**Exercise prompt:**
Copy out the listing that follows, exact in every word, and skip the images.

[Begin Data to use]

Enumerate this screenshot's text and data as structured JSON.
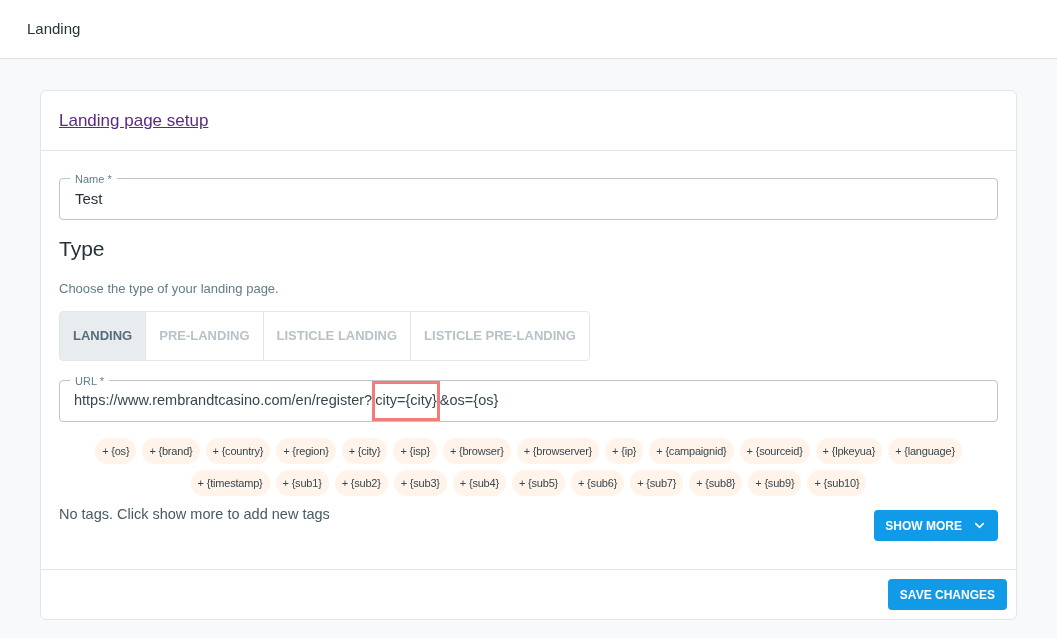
{
  "header": {
    "title": "Landing"
  },
  "card": {
    "title": "Landing page setup",
    "name_field": {
      "label": "Name *",
      "value": "Test"
    },
    "type_heading": "Type",
    "type_hint": "Choose the type of your landing page.",
    "tabs": [
      {
        "label": "LANDING",
        "selected": true
      },
      {
        "label": "PRE-LANDING",
        "selected": false
      },
      {
        "label": "LISTICLE LANDING",
        "selected": false
      },
      {
        "label": "LISTICLE PRE-LANDING",
        "selected": false
      }
    ],
    "url_field": {
      "label": "URL *",
      "value_parts": [
        {
          "text": "https://www.rembrandtcasino.com/en/register?",
          "highlighted": false
        },
        {
          "text": "city={city}",
          "highlighted": true
        },
        {
          "text": "&os={os}",
          "highlighted": false
        }
      ]
    },
    "tags": [
      "+ {os}",
      "+ {brand}",
      "+ {country}",
      "+ {region}",
      "+ {city}",
      "+ {isp}",
      "+ {browser}",
      "+ {browserver}",
      "+ {ip}",
      "+ {campaignid}",
      "+ {sourceid}",
      "+ {lpkeyua}",
      "+ {language}",
      "+ {timestamp}",
      "+ {sub1}",
      "+ {sub2}",
      "+ {sub3}",
      "+ {sub4}",
      "+ {sub5}",
      "+ {sub6}",
      "+ {sub7}",
      "+ {sub8}",
      "+ {sub9}",
      "+ {sub10}"
    ],
    "no_tags_text": "No tags. Click show more to add new tags",
    "show_more_button": "SHOW MORE",
    "save_button": "SAVE CHANGES"
  }
}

[End Data to use]

**The completed task:**
Enumerate this screenshot's text and data as structured JSON.
{
  "header": {
    "title": "Landing"
  },
  "card": {
    "title": "Landing page setup",
    "name_field": {
      "label": "Name *",
      "value": "Test"
    },
    "type_heading": "Type",
    "type_hint": "Choose the type of your landing page.",
    "tabs": [
      {
        "label": "LANDING",
        "selected": true
      },
      {
        "label": "PRE-LANDING",
        "selected": false
      },
      {
        "label": "LISTICLE LANDING",
        "selected": false
      },
      {
        "label": "LISTICLE PRE-LANDING",
        "selected": false
      }
    ],
    "url_field": {
      "label": "URL *",
      "value_parts": [
        {
          "text": "https://www.rembrandtcasino.com/en/register?",
          "highlighted": false
        },
        {
          "text": "city={city}",
          "highlighted": true
        },
        {
          "text": "&os={os}",
          "highlighted": false
        }
      ]
    },
    "tags": [
      "+ {os}",
      "+ {brand}",
      "+ {country}",
      "+ {region}",
      "+ {city}",
      "+ {isp}",
      "+ {browser}",
      "+ {browserver}",
      "+ {ip}",
      "+ {campaignid}",
      "+ {sourceid}",
      "+ {lpkeyua}",
      "+ {language}",
      "+ {timestamp}",
      "+ {sub1}",
      "+ {sub2}",
      "+ {sub3}",
      "+ {sub4}",
      "+ {sub5}",
      "+ {sub6}",
      "+ {sub7}",
      "+ {sub8}",
      "+ {sub9}",
      "+ {sub10}"
    ],
    "no_tags_text": "No tags. Click show more to add new tags",
    "show_more_button": "SHOW MORE",
    "save_button": "SAVE CHANGES"
  }
}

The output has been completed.